— Start of Stored rows —

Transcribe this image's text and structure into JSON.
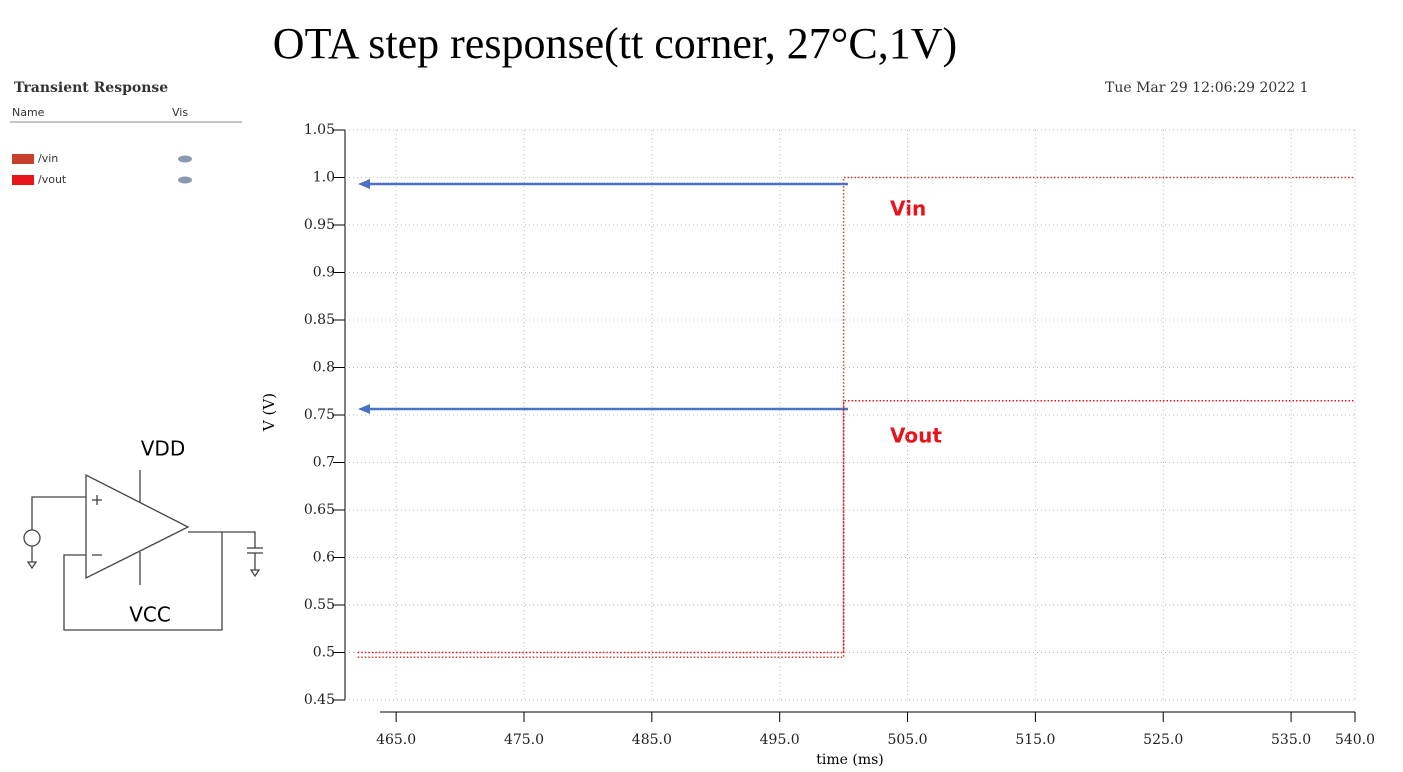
{
  "chart_data": {
    "type": "line",
    "title": "OTA step response(tt corner, 27°C,1V)",
    "panel_title": "Transient Response",
    "legend_headers": [
      "Name",
      "Vis"
    ],
    "timestamp": "Tue Mar 29 12:06:29 2022  1",
    "y_label": "V (V)",
    "x_label": "time (ms)",
    "annotations": [
      "Vin",
      "Vout"
    ],
    "schematic_labels": [
      "VDD",
      "VCC"
    ],
    "x": [
      462,
      500,
      500,
      540
    ],
    "series": [
      {
        "name": "/vin",
        "color": "#c8402a",
        "values": [
          0.495,
          0.495,
          1.0,
          1.0
        ]
      },
      {
        "name": "/vout",
        "color": "#e8141c",
        "values": [
          0.5,
          0.5,
          0.765,
          0.765
        ]
      }
    ],
    "xlim": [
      461,
      540
    ],
    "ylim": [
      0.45,
      1.05
    ],
    "xticks": [
      {
        "value": 465,
        "label": "465.0"
      },
      {
        "value": 475,
        "label": "475.0"
      },
      {
        "value": 485,
        "label": "485.0"
      },
      {
        "value": 495,
        "label": "495.0"
      },
      {
        "value": 505,
        "label": "505.0"
      },
      {
        "value": 515,
        "label": "515.0"
      },
      {
        "value": 525,
        "label": "525.0"
      },
      {
        "value": 535,
        "label": "535.0"
      },
      {
        "value": 540,
        "label": "540.0"
      }
    ],
    "yticks": [
      0.45,
      0.5,
      0.55,
      0.6,
      0.65,
      0.7,
      0.75,
      0.8,
      0.85,
      0.9,
      0.95,
      {
        "value": 1,
        "label": "1.0"
      },
      1.05
    ],
    "grid": true
  }
}
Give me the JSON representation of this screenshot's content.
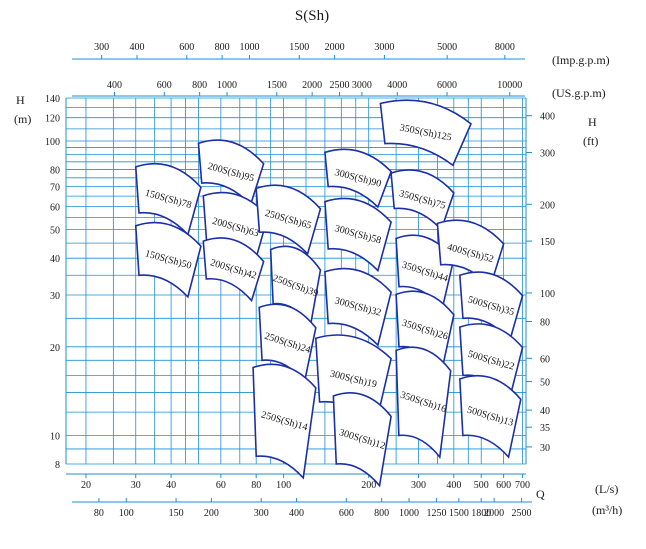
{
  "chart_data": {
    "type": "pump-performance-coverage",
    "title": "S(Sh)",
    "unit_labels": {
      "imp_gpm": "(Imp.g.p.m)",
      "us_gpm": "(US.g.p.m)",
      "h_left": "H",
      "h_left_unit": "(m)",
      "h_right": "H",
      "h_right_unit": "(ft)",
      "q": "Q",
      "q_ls": "(L/s)",
      "q_m3h": "(m³/h)"
    },
    "colors": {
      "grid": "#1e8fd6",
      "region": "#1b2fa6"
    },
    "x_range_ls": [
      17,
      720
    ],
    "y_range_m": [
      8,
      140
    ],
    "h_m_ticks": [
      8,
      10,
      20,
      30,
      40,
      50,
      60,
      70,
      80,
      100,
      120,
      140
    ],
    "h_ft_ticks": [
      30,
      35,
      40,
      50,
      60,
      80,
      100,
      150,
      200,
      300,
      400
    ],
    "q_ls_ticks": [
      "20",
      "30",
      "40",
      "60",
      "80",
      "100",
      "200",
      "300",
      "400",
      "500",
      "600",
      "700"
    ],
    "q_m3h_ticks": [
      "80",
      "100",
      "150",
      "200",
      "300",
      "400",
      "600",
      "800",
      "1000",
      "1250",
      "1500",
      "1800",
      "2000",
      "2500"
    ],
    "imp_gpm_ticks": [
      "300",
      "400",
      "600",
      "800",
      "1000",
      "1500",
      "2000",
      "3000",
      "5000",
      "8000"
    ],
    "us_gpm_ticks": [
      "400",
      "600",
      "800",
      "1000",
      "1500",
      "2000",
      "2500",
      "3000",
      "4000",
      "6000",
      "10000"
    ],
    "pumps": [
      {
        "model": "150S(Sh)78",
        "q_range_ls": [
          30,
          51
        ],
        "h_range_m": [
          57,
          84
        ]
      },
      {
        "model": "150S(Sh)50",
        "q_range_ls": [
          30,
          51
        ],
        "h_range_m": [
          35,
          53
        ]
      },
      {
        "model": "200S(Sh)95",
        "q_range_ls": [
          50,
          85
        ],
        "h_range_m": [
          72,
          101
        ]
      },
      {
        "model": "200S(Sh)63",
        "q_range_ls": [
          52,
          88
        ],
        "h_range_m": [
          46,
          67
        ]
      },
      {
        "model": "200S(Sh)42",
        "q_range_ls": [
          52,
          85
        ],
        "h_range_m": [
          34,
          47
        ]
      },
      {
        "model": "250S(Sh)65",
        "q_range_ls": [
          80,
          135
        ],
        "h_range_m": [
          49,
          71
        ]
      },
      {
        "model": "250S(Sh)39",
        "q_range_ls": [
          90,
          135
        ],
        "h_range_m": [
          28,
          44
        ]
      },
      {
        "model": "250S(Sh)24",
        "q_range_ls": [
          82,
          130
        ],
        "h_range_m": [
          18,
          28
        ]
      },
      {
        "model": "250S(Sh)14",
        "q_range_ls": [
          78,
          130
        ],
        "h_range_m": [
          8.5,
          17.5
        ]
      },
      {
        "model": "300S(Sh)90",
        "q_range_ls": [
          140,
          240
        ],
        "h_range_m": [
          70,
          94
        ]
      },
      {
        "model": "300S(Sh)58",
        "q_range_ls": [
          140,
          240
        ],
        "h_range_m": [
          43,
          64
        ]
      },
      {
        "model": "300S(Sh)32",
        "q_range_ls": [
          140,
          240
        ],
        "h_range_m": [
          24,
          37
        ]
      },
      {
        "model": "300S(Sh)19",
        "q_range_ls": [
          130,
          240
        ],
        "h_range_m": [
          13,
          22
        ]
      },
      {
        "model": "300S(Sh)12",
        "q_range_ls": [
          150,
          240
        ],
        "h_range_m": [
          8,
          14
        ]
      },
      {
        "model": "350S(Sh)125",
        "q_range_ls": [
          220,
          460
        ],
        "h_range_m": [
          98,
          138
        ]
      },
      {
        "model": "350S(Sh)75",
        "q_range_ls": [
          240,
          400
        ],
        "h_range_m": [
          59,
          80
        ]
      },
      {
        "model": "350S(Sh)44",
        "q_range_ls": [
          250,
          400
        ],
        "h_range_m": [
          32,
          48
        ]
      },
      {
        "model": "350S(Sh)26",
        "q_range_ls": [
          250,
          400
        ],
        "h_range_m": [
          20,
          31
        ]
      },
      {
        "model": "350S(Sh)16",
        "q_range_ls": [
          250,
          390
        ],
        "h_range_m": [
          10,
          20
        ]
      },
      {
        "model": "400S(Sh)52",
        "q_range_ls": [
          350,
          600
        ],
        "h_range_m": [
          38,
          54
        ]
      },
      {
        "model": "500S(Sh)35",
        "q_range_ls": [
          420,
          700
        ],
        "h_range_m": [
          25,
          36
        ]
      },
      {
        "model": "500S(Sh)22",
        "q_range_ls": [
          420,
          700
        ],
        "h_range_m": [
          16,
          24
        ]
      },
      {
        "model": "500S(Sh)13",
        "q_range_ls": [
          420,
          690
        ],
        "h_range_m": [
          10,
          16
        ]
      }
    ]
  }
}
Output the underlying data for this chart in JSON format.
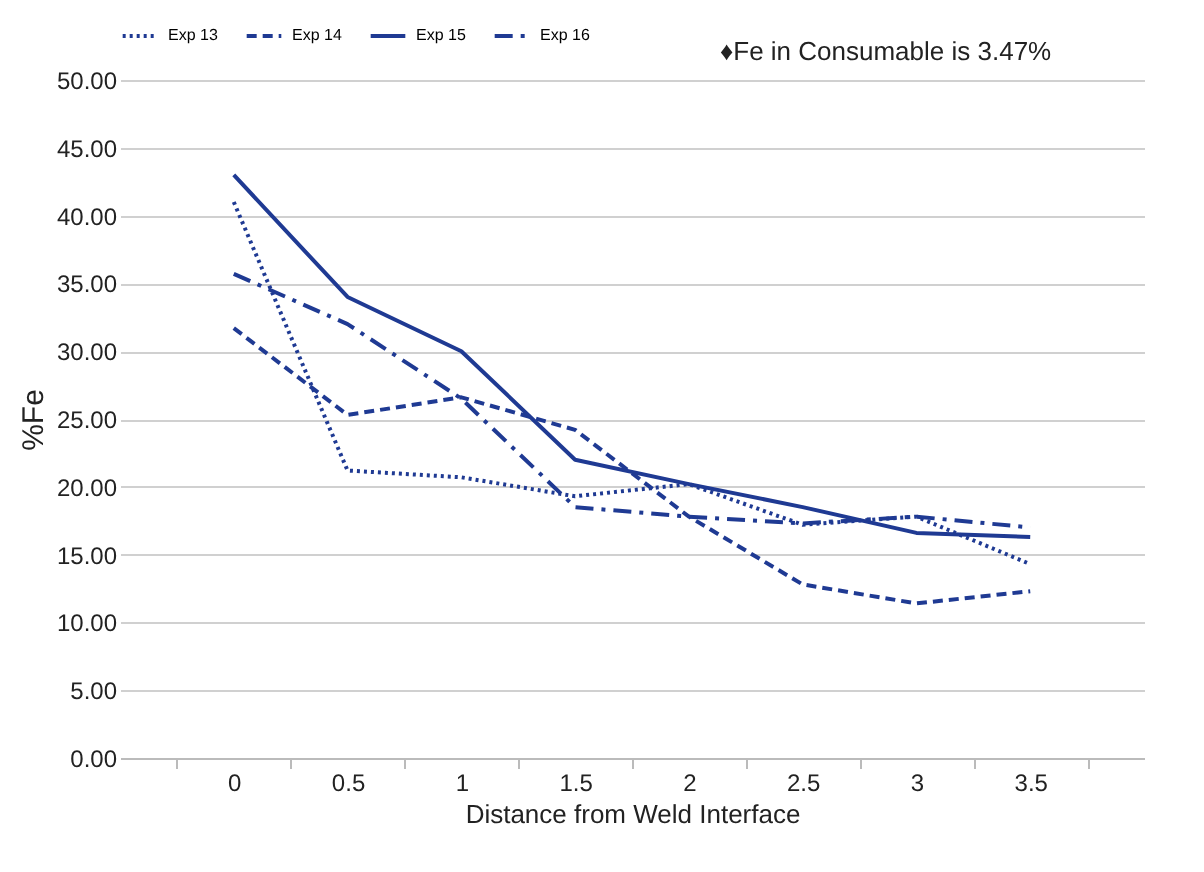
{
  "chart_data": {
    "type": "line",
    "xlabel": "Distance from Weld Interface",
    "ylabel": "%Fe",
    "categories": [
      "0",
      "0.5",
      "1",
      "1.5",
      "2",
      "2.5",
      "3",
      "3.5"
    ],
    "series": [
      {
        "name": "Exp 13",
        "color": "#1f3a93",
        "line_style": "dotted",
        "values": [
          41,
          21.2,
          20.7,
          19.3,
          20.2,
          17.2,
          17.8,
          14.3
        ]
      },
      {
        "name": "Exp 14",
        "color": "#1f3a93",
        "line_style": "dashed",
        "values": [
          31.7,
          25.3,
          26.6,
          24.2,
          17.8,
          12.8,
          11.4,
          12.3
        ]
      },
      {
        "name": "Exp 15",
        "color": "#1f3a93",
        "line_style": "solid",
        "values": [
          43,
          34,
          30,
          22,
          20.2,
          18.5,
          16.6,
          16.3
        ]
      },
      {
        "name": "Exp 16",
        "color": "#1f3a93",
        "line_style": "dashdot",
        "values": [
          35.7,
          32,
          26.5,
          18.5,
          17.8,
          17.3,
          17.8,
          17.0
        ]
      }
    ],
    "ylim": [
      0,
      50
    ],
    "yticks": [
      {
        "value": 0,
        "label": "0.00"
      },
      {
        "value": 5,
        "label": "5.00"
      },
      {
        "value": 10,
        "label": "10.00"
      },
      {
        "value": 15,
        "label": "15.00"
      },
      {
        "value": 20,
        "label": "20.00"
      },
      {
        "value": 25,
        "label": "25.00"
      },
      {
        "value": 30,
        "label": "30.00"
      },
      {
        "value": 35,
        "label": "35.00"
      },
      {
        "value": 40,
        "label": "40.00"
      },
      {
        "value": 45,
        "label": "45.00"
      },
      {
        "value": 50,
        "label": "50.00"
      }
    ],
    "annotations": [
      "♦Fe in Consumable is 3.47%"
    ],
    "grid": "y",
    "legend": "top",
    "marker": "none"
  }
}
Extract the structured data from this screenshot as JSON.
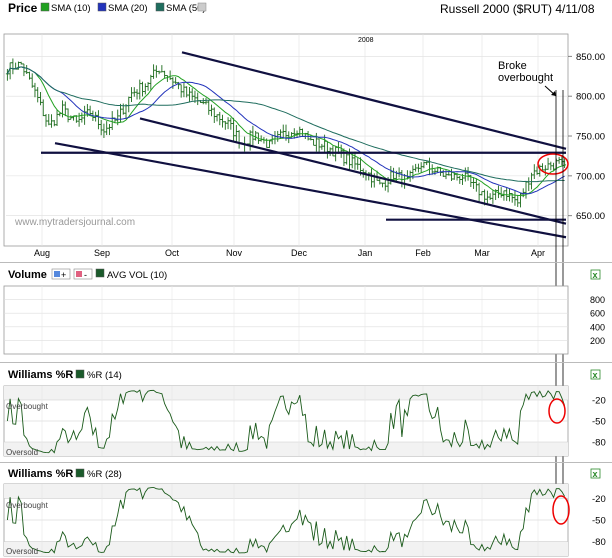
{
  "header": {
    "price_label": "Price",
    "title": "Russell 2000 ($RUT) 4/11/08",
    "sma_legends": [
      {
        "label": "SMA (10)",
        "color": "#21a121"
      },
      {
        "label": "SMA (20)",
        "color": "#2233bb"
      },
      {
        "label": "SMA (50)",
        "color": "#1f6d5e"
      }
    ]
  },
  "watermark": "www.mytradersjournal.com",
  "annotation": {
    "text_line1": "Broke",
    "text_line2": "overbought"
  },
  "volume_panel": {
    "label": "Volume",
    "plus": "+",
    "minus": "-",
    "avg_label": "AVG VOL (10)"
  },
  "williams14": {
    "label": "Williams %R",
    "series_label": "%R (14)",
    "overbought": "Overbought",
    "oversold": "Oversold"
  },
  "williams28": {
    "label": "Williams %R",
    "series_label": "%R (28)",
    "overbought": "Overbought",
    "oversold": "Oversold"
  },
  "close_icon": "x",
  "chart_data": [
    {
      "type": "bar",
      "title": "Russell 2000 ($RUT) 4/11/08",
      "ylim": [
        612,
        878
      ],
      "ytick_labels": [
        "850.00",
        "800.00",
        "750.00",
        "700.00",
        "650.00"
      ],
      "yticks": [
        850,
        800,
        750,
        700,
        650
      ],
      "x_labels": [
        "Aug",
        "Sep",
        "Oct",
        "Nov",
        "Dec",
        "Jan",
        "Feb",
        "Mar",
        "Apr"
      ],
      "year_label": "2008",
      "close_anchors": [
        [
          0,
          835
        ],
        [
          5,
          840
        ],
        [
          10,
          805
        ],
        [
          15,
          762
        ],
        [
          20,
          783
        ],
        [
          25,
          766
        ],
        [
          30,
          780
        ],
        [
          35,
          758
        ],
        [
          40,
          772
        ],
        [
          45,
          804
        ],
        [
          50,
          814
        ],
        [
          55,
          835
        ],
        [
          60,
          820
        ],
        [
          65,
          802
        ],
        [
          70,
          792
        ],
        [
          75,
          778
        ],
        [
          80,
          765
        ],
        [
          85,
          742
        ],
        [
          90,
          752
        ],
        [
          95,
          738
        ],
        [
          100,
          752
        ],
        [
          105,
          760
        ],
        [
          110,
          743
        ],
        [
          115,
          738
        ],
        [
          120,
          728
        ],
        [
          125,
          716
        ],
        [
          130,
          706
        ],
        [
          135,
          688
        ],
        [
          140,
          702
        ],
        [
          145,
          693
        ],
        [
          150,
          715
        ],
        [
          155,
          707
        ],
        [
          160,
          698
        ],
        [
          165,
          700
        ],
        [
          170,
          683
        ],
        [
          175,
          671
        ],
        [
          180,
          682
        ],
        [
          185,
          666
        ],
        [
          190,
          704
        ],
        [
          195,
          712
        ],
        [
          200,
          716
        ],
        [
          202,
          708
        ]
      ],
      "sma_periods": [
        10,
        20,
        50
      ],
      "series_colors": [
        "#21a121",
        "#2233bb",
        "#1f6d5e"
      ]
    },
    {
      "type": "bar",
      "title": "Volume",
      "ylim": [
        0,
        1000
      ],
      "ytick_labels": [
        "800",
        "600",
        "400",
        "200"
      ],
      "yticks": [
        800,
        600,
        400,
        200
      ],
      "values": []
    },
    {
      "type": "line",
      "title": "Williams %R (14)",
      "ylim": [
        -100,
        0
      ],
      "ytick_labels": [
        "-20",
        "-50",
        "-80"
      ],
      "yticks": [
        -20,
        -50,
        -80
      ]
    },
    {
      "type": "line",
      "title": "Williams %R (28)",
      "ylim": [
        -100,
        0
      ],
      "ytick_labels": [
        "-20",
        "-50",
        "-80"
      ],
      "yticks": [
        -20,
        -50,
        -80
      ]
    }
  ]
}
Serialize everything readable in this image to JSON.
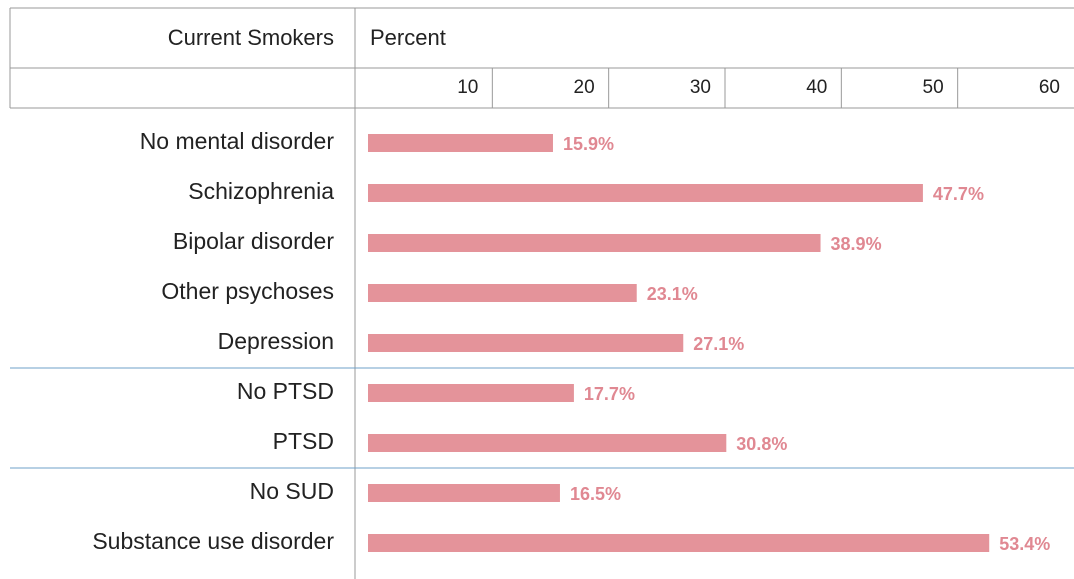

— End of Stored rows —

Copy every line that contains the string "image".

» **In response**:
Transcribe this image's text and structure into JSON.
Serialize everything readable in this image to JSON.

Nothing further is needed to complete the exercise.